> [PROBLEM REQUIREMENTS]:
Output every line of the material exactly, omitting images.

> [DATA EXCERPTS]:
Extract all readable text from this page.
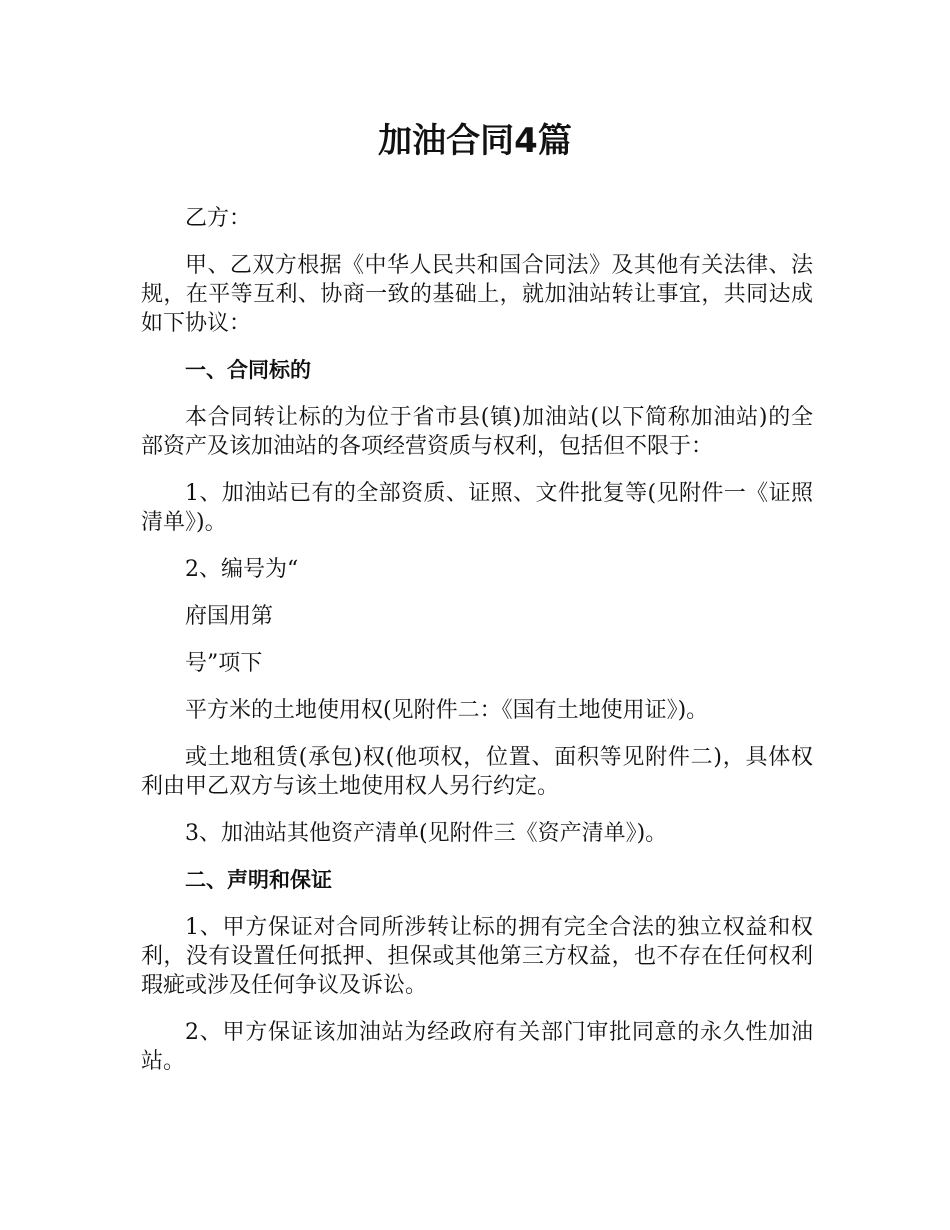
加油合同4篇

乙方：

甲、乙双方根据《中华人民共和国合同法》及其他有关法律、法规，在平等互利、协商一致的基础上，就加油站转让事宜，共同达成如下协议：

一、合同标的

本合同转让标的为位于省市县(镇)加油站(以下简称加油站)的全部资产及该加油站的各项经营资质与权利，包括但不限于：

1、加油站已有的全部资质、证照、文件批复等(见附件一《证照清单》)。

2、编号为“

府国用第

号”项下

平方米的土地使用权(见附件二：《国有土地使用证》)。

或土地租赁(承包)权(他项权，位置、面积等见附件二)，具体权利由甲乙双方与该土地使用权人另行约定。

3、加油站其他资产清单(见附件三《资产清单》)。

二、声明和保证

1、甲方保证对合同所涉转让标的拥有完全合法的独立权益和权利，没有设置任何抵押、担保或其他第三方权益，也不存在任何权利瑕疵或涉及任何争议及诉讼。

2、甲方保证该加油站为经政府有关部门审批同意的永久性加油站。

> [EXERCISE RESPONSE]:
Extract all readable text from this page.
加油合同4篇

乙方：

甲、乙双方根据《中华人民共和国合同法》及其他有关法律、法规，在平等互利、协商一致的基础上，就加油站转让事宜，共同达成如下协议：

一、合同标的

本合同转让标的为位于省市县(镇)加油站(以下简称加油站)的全部资产及该加油站的各项经营资质与权利，包括但不限于：

1、加油站已有的全部资质、证照、文件批复等(见附件一《证照清单》)。

2、编号为“

府国用第

号”项下

平方米的土地使用权(见附件二：《国有土地使用证》)。

或土地租赁(承包)权(他项权，位置、面积等见附件二)，具体权利由甲乙双方与该土地使用权人另行约定。

3、加油站其他资产清单(见附件三《资产清单》)。

二、声明和保证

1、甲方保证对合同所涉转让标的拥有完全合法的独立权益和权利，没有设置任何抵押、担保或其他第三方权益，也不存在任何权利瑕疵或涉及任何争议及诉讼。

2、甲方保证该加油站为经政府有关部门审批同意的永久性加油站。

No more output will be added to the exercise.